* **What is required**
Write out every entry exactly as given, but omit the pictures.

[Collected data entries]
---*---
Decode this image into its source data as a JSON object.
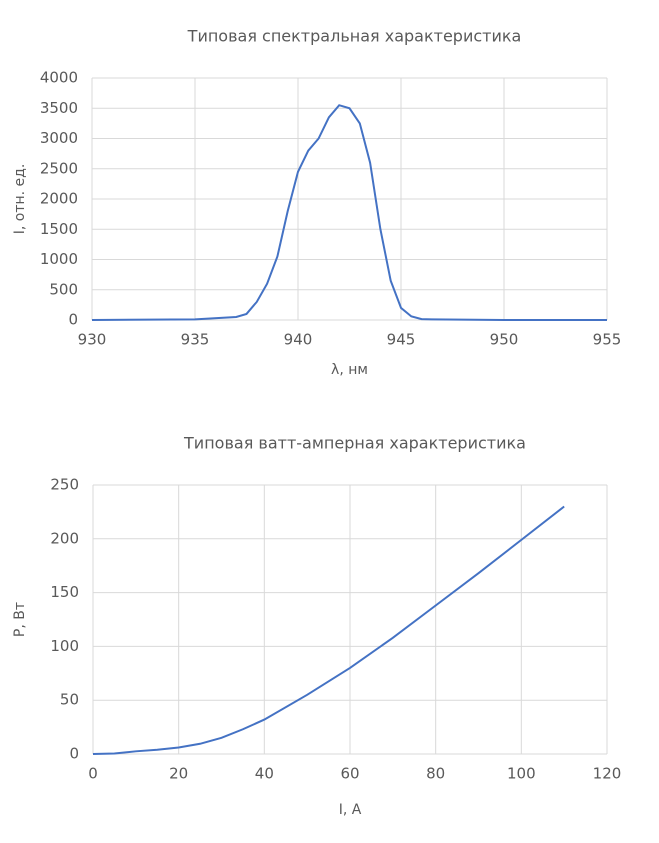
{
  "chart_data": [
    {
      "type": "line",
      "title": "Типовая спектральная характеристика",
      "x_label": "λ, нм",
      "y_label": "I, отн. ед.",
      "xlim": [
        930,
        955
      ],
      "ylim": [
        0,
        4000
      ],
      "xticks": [
        930,
        935,
        940,
        945,
        950,
        955
      ],
      "yticks": [
        0,
        500,
        1000,
        1500,
        2000,
        2500,
        3000,
        3500,
        4000
      ],
      "grid": true,
      "x": [
        930,
        935,
        937,
        937.5,
        938,
        938.5,
        939,
        939.5,
        940,
        940.5,
        941,
        941.5,
        942,
        942.5,
        943,
        943.5,
        944,
        944.5,
        945,
        945.5,
        946,
        946.5,
        950,
        955
      ],
      "series": [
        {
          "name": "I",
          "color": "#4472c4",
          "values": [
            0,
            10,
            50,
            100,
            300,
            600,
            1050,
            1800,
            2450,
            2800,
            3000,
            3350,
            3550,
            3500,
            3250,
            2600,
            1500,
            650,
            200,
            60,
            15,
            10,
            0,
            0
          ]
        }
      ]
    },
    {
      "type": "line",
      "title": "Типовая ватт-амперная характеристика",
      "x_label": "I, A",
      "y_label": "P, Вт",
      "xlim": [
        0,
        120
      ],
      "ylim": [
        0,
        250
      ],
      "xticks": [
        0,
        20,
        40,
        60,
        80,
        100,
        120
      ],
      "yticks": [
        0,
        50,
        100,
        150,
        200,
        250
      ],
      "grid": true,
      "x": [
        0,
        5,
        10,
        15,
        20,
        25,
        30,
        35,
        40,
        50,
        60,
        70,
        80,
        90,
        100,
        110
      ],
      "series": [
        {
          "name": "P",
          "color": "#4472c4",
          "values": [
            0,
            0.5,
            2.5,
            4,
            6,
            9.5,
            15,
            23,
            32,
            55,
            80,
            108,
            138,
            168,
            199,
            230
          ]
        }
      ]
    }
  ]
}
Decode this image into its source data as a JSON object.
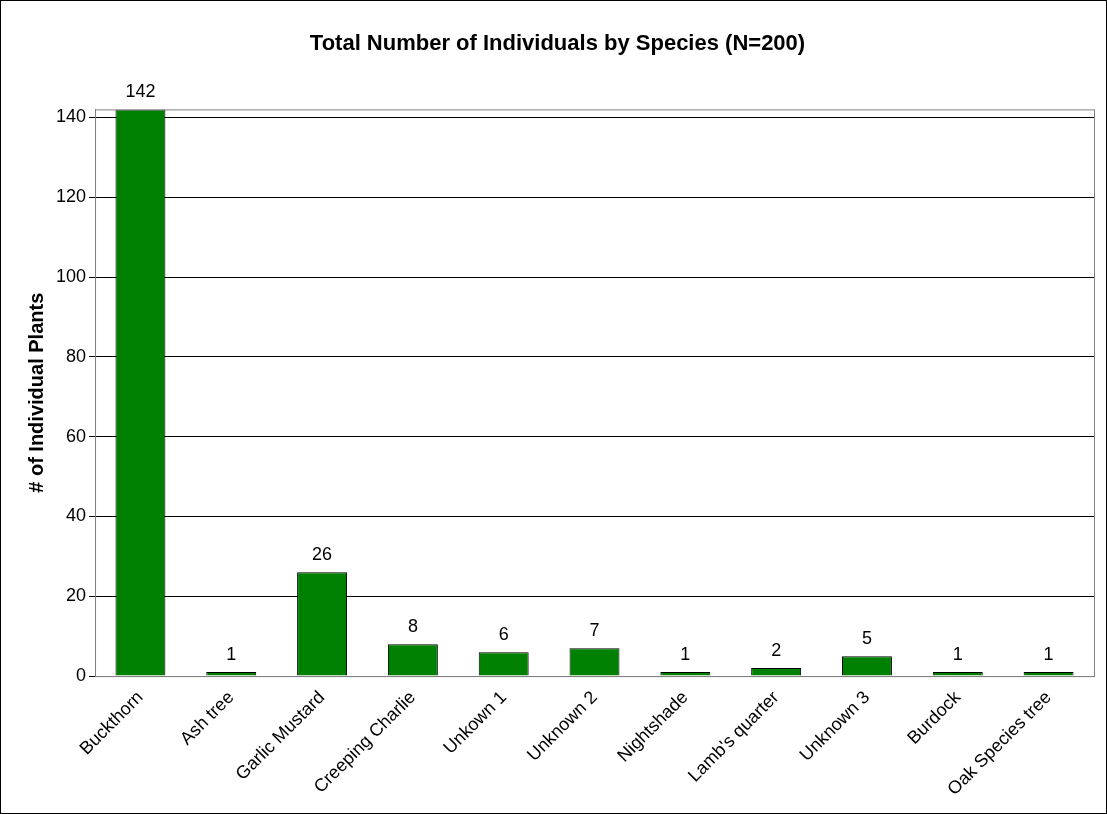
{
  "chart_data": {
    "type": "bar",
    "title": "Total Number of Individuals by Species (N=200)",
    "y_label": "# of Individual Plants",
    "categories": [
      "Buckthorn",
      "Ash tree",
      "Garlic Mustard",
      "Creeping Charlie",
      "Unkown 1",
      "Unknown 2",
      "Nightshade",
      "Lamb's quarter",
      "Unknown 3",
      "Burdock",
      "Oak Species tree"
    ],
    "values": [
      142,
      1,
      26,
      8,
      6,
      7,
      1,
      2,
      5,
      1,
      1
    ],
    "color": "#008000",
    "ylim": [
      0,
      142
    ],
    "yticks": [
      0,
      20,
      40,
      60,
      80,
      100,
      120,
      140
    ],
    "grid": true,
    "data_labels": true
  }
}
---*---
* **Full answer**
Decode this image into its source data as a JSON object.
{
  "chart_data": [
    {
      "type": "line",
      "title": "Типовая спектральная характеристика",
      "x_label": "λ, нм",
      "y_label": "I, отн. ед.",
      "xlim": [
        930,
        955
      ],
      "ylim": [
        0,
        4000
      ],
      "xticks": [
        930,
        935,
        940,
        945,
        950,
        955
      ],
      "yticks": [
        0,
        500,
        1000,
        1500,
        2000,
        2500,
        3000,
        3500,
        4000
      ],
      "grid": true,
      "x": [
        930,
        935,
        937,
        937.5,
        938,
        938.5,
        939,
        939.5,
        940,
        940.5,
        941,
        941.5,
        942,
        942.5,
        943,
        943.5,
        944,
        944.5,
        945,
        945.5,
        946,
        946.5,
        950,
        955
      ],
      "series": [
        {
          "name": "I",
          "color": "#4472c4",
          "values": [
            0,
            10,
            50,
            100,
            300,
            600,
            1050,
            1800,
            2450,
            2800,
            3000,
            3350,
            3550,
            3500,
            3250,
            2600,
            1500,
            650,
            200,
            60,
            15,
            10,
            0,
            0
          ]
        }
      ]
    },
    {
      "type": "line",
      "title": "Типовая ватт-амперная характеристика",
      "x_label": "I, A",
      "y_label": "P, Вт",
      "xlim": [
        0,
        120
      ],
      "ylim": [
        0,
        250
      ],
      "xticks": [
        0,
        20,
        40,
        60,
        80,
        100,
        120
      ],
      "yticks": [
        0,
        50,
        100,
        150,
        200,
        250
      ],
      "grid": true,
      "x": [
        0,
        5,
        10,
        15,
        20,
        25,
        30,
        35,
        40,
        50,
        60,
        70,
        80,
        90,
        100,
        110
      ],
      "series": [
        {
          "name": "P",
          "color": "#4472c4",
          "values": [
            0,
            0.5,
            2.5,
            4,
            6,
            9.5,
            15,
            23,
            32,
            55,
            80,
            108,
            138,
            168,
            199,
            230
          ]
        }
      ]
    }
  ]
}
Decode this image into its source data as a JSON object.
{
  "chart_data": {
    "type": "bar",
    "title": "Total Number of Individuals by Species (N=200)",
    "y_label": "# of Individual Plants",
    "categories": [
      "Buckthorn",
      "Ash tree",
      "Garlic Mustard",
      "Creeping Charlie",
      "Unkown 1",
      "Unknown 2",
      "Nightshade",
      "Lamb's quarter",
      "Unknown 3",
      "Burdock",
      "Oak Species tree"
    ],
    "values": [
      142,
      1,
      26,
      8,
      6,
      7,
      1,
      2,
      5,
      1,
      1
    ],
    "color": "#008000",
    "ylim": [
      0,
      142
    ],
    "yticks": [
      0,
      20,
      40,
      60,
      80,
      100,
      120,
      140
    ],
    "grid": true,
    "data_labels": true
  }
}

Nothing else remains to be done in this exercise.